====== Source text ======

Implant lets paralysed control robotic arm with intentions

A 34-year-old paralysed man in the US is the first person in the world to have a neural prosthetic device implanted in a brain area that allows him to control a robotic arm with his intentions, scientists say.

Washington: A 34-year-old paralysed man in the US is the first person in the world to have a neural prosthetic device implanted in a brain area that allows him to control a robotic arm with his intentions, scientists say.

Paralysed from the neck down after suffering a gunshot wound when he was 21, Erik G Sorto now can move a robotic arm just by thinking about it and using his imagination.

Neural prosthetic devices implanted in the brain's movement centre, the motor cortex, can allow patients with paralysis to control the movement of a robotic limb.

However, current neuroprosthetics produce motion that is delayed and jerky - not the smooth and seemingly automatic gestures associated with natural movement.

Now, by implanting neuroprosthetics in a part of the brain that controls not the movement directly but rather our intent to move, California Institute of Technology (Caltech) researchers have developed a way to produce more natural and fluid motions.

====== Extracted information ======

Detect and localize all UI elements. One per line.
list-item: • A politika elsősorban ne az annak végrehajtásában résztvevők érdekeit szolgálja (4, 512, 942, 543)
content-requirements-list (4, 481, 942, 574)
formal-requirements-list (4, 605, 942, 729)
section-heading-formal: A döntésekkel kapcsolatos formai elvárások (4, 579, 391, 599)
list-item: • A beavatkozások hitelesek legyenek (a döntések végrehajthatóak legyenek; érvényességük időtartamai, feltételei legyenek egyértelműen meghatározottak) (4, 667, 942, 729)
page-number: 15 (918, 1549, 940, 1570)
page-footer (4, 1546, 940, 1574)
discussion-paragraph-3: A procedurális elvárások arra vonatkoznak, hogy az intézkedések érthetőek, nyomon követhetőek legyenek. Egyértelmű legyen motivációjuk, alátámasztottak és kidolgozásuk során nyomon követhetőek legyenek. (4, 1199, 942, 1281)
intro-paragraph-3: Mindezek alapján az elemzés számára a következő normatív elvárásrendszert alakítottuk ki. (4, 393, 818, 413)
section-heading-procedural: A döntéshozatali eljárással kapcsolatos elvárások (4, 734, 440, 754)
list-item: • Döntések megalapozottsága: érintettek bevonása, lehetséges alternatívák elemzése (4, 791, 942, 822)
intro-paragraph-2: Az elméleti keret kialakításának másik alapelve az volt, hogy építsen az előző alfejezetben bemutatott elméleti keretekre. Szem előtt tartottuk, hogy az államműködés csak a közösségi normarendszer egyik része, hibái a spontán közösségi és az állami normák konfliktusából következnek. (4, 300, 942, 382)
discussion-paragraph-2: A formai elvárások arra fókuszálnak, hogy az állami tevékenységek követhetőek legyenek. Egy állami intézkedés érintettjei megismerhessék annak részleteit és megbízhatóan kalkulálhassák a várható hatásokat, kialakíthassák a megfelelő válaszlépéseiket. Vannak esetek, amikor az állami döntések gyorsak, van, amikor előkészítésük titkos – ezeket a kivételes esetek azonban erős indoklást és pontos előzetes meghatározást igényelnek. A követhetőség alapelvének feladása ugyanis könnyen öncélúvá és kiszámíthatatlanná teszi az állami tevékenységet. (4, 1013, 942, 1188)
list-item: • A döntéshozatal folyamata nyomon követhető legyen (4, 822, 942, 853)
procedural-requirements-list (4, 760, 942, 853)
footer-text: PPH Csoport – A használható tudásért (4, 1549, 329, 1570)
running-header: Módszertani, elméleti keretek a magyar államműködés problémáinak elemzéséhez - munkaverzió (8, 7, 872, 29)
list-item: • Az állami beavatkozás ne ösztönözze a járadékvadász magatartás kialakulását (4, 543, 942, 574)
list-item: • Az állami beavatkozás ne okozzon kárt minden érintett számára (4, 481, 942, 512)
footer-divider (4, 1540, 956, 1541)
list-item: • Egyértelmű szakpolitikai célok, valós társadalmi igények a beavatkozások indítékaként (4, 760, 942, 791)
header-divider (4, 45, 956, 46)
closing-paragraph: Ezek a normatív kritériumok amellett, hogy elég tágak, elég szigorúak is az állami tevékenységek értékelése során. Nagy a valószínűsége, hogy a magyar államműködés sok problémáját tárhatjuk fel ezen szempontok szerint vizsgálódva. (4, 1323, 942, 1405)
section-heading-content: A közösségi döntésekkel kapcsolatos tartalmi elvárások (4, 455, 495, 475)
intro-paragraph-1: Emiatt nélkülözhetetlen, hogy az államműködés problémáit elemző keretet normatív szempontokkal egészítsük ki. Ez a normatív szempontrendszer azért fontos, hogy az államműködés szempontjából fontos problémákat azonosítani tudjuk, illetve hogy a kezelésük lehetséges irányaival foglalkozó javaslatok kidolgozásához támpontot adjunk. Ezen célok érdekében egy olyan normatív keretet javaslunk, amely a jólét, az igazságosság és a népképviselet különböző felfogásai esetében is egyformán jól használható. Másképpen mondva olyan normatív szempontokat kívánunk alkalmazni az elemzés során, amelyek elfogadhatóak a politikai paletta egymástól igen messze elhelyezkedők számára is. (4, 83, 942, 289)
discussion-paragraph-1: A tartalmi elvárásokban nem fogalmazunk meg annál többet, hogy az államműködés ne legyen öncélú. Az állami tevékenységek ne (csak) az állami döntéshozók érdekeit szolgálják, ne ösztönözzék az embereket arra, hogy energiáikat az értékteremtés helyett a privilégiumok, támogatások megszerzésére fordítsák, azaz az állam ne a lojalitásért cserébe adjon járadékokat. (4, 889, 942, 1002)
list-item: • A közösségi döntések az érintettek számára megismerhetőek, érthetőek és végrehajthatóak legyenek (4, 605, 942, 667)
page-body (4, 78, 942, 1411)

======

# Task list:
1. In the article about the brain implant, how old was Erik G Sorto when he suffered the gunshot wound that paralyzed him?
2. Reproduce everything in the article about the brain implant from "Washington: A 34-year-old" down to "a robotic limb.".
The items have no connection to the article about the brain implant.

# Expected outputs:
1. He was 21.

2.
Washington: A 34-year-old paralysed man in the US is the first person in the world to have a neural prosthetic device implanted in a brain area that allows him to control a robotic arm with his intentions, scientists say.

Paralysed from the neck down after suffering a gunshot wound when he was 21, Erik G Sorto now can move a robotic arm just by thinking about it and using his imagination.

Neural prosthetic devices implanted in the brain's movement centre, the motor cortex, can allow patients with paralysis to control the movement of a robotic limb.